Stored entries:

## Start

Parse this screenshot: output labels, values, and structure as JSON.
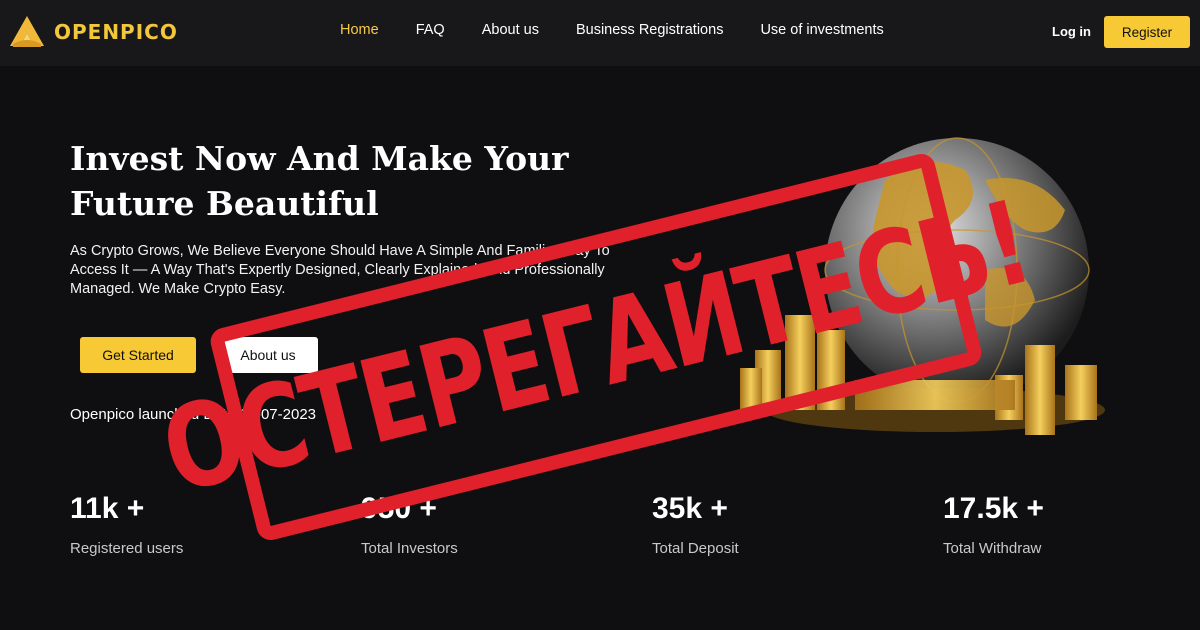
{
  "header": {
    "brand": "OPENPICO",
    "nav": [
      "Home",
      "FAQ",
      "About us",
      "Business Registrations",
      "Use of investments"
    ],
    "active_nav": "Home",
    "login": "Log in",
    "register": "Register"
  },
  "hero": {
    "title": "Invest Now And Make Your Future Beautiful",
    "description": "As Crypto Grows, We Believe Everyone Should Have A Simple And Familiar Way To Access It — A Way That's Expertly Designed, Clearly Explained, And Professionally Managed. We Make Crypto Easy.",
    "get_started": "Get Started",
    "about_us": "About us",
    "launched": "Openpico launched Date 17-07-2023"
  },
  "stats": [
    {
      "value": "11k +",
      "label": "Registered users"
    },
    {
      "value": "950 +",
      "label": "Total Investors"
    },
    {
      "value": "35k +",
      "label": "Total Deposit"
    },
    {
      "value": "17.5k +",
      "label": "Total Withdraw"
    }
  ],
  "stamp": {
    "text": "ОСТЕРЕГАЙТЕСЬ!",
    "color": "#e0202a"
  },
  "colors": {
    "accent": "#f7c935",
    "background": "#0f0f11",
    "header": "#18181b"
  },
  "icons": {
    "logo": "gold-triangle-logo-icon",
    "illustration": "gold-globe-coins-image"
  }
}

## End

● Challenge: Leave out the pictures and output every record above precisely as given.

● Output of the exercise:
Parse this screenshot: output labels, values, and structure as JSON.
{
  "header": {
    "brand": "OPENPICO",
    "nav": [
      "Home",
      "FAQ",
      "About us",
      "Business Registrations",
      "Use of investments"
    ],
    "active_nav": "Home",
    "login": "Log in",
    "register": "Register"
  },
  "hero": {
    "title": "Invest Now And Make Your Future Beautiful",
    "description": "As Crypto Grows, We Believe Everyone Should Have A Simple And Familiar Way To Access It — A Way That's Expertly Designed, Clearly Explained, And Professionally Managed. We Make Crypto Easy.",
    "get_started": "Get Started",
    "about_us": "About us",
    "launched": "Openpico launched Date 17-07-2023"
  },
  "stats": [
    {
      "value": "11k +",
      "label": "Registered users"
    },
    {
      "value": "950 +",
      "label": "Total Investors"
    },
    {
      "value": "35k +",
      "label": "Total Deposit"
    },
    {
      "value": "17.5k +",
      "label": "Total Withdraw"
    }
  ],
  "stamp": {
    "text": "ОСТЕРЕГАЙТЕСЬ!",
    "color": "#e0202a"
  },
  "colors": {
    "accent": "#f7c935",
    "background": "#0f0f11",
    "header": "#18181b"
  },
  "icons": {
    "logo": "gold-triangle-logo-icon",
    "illustration": "gold-globe-coins-image"
  }
}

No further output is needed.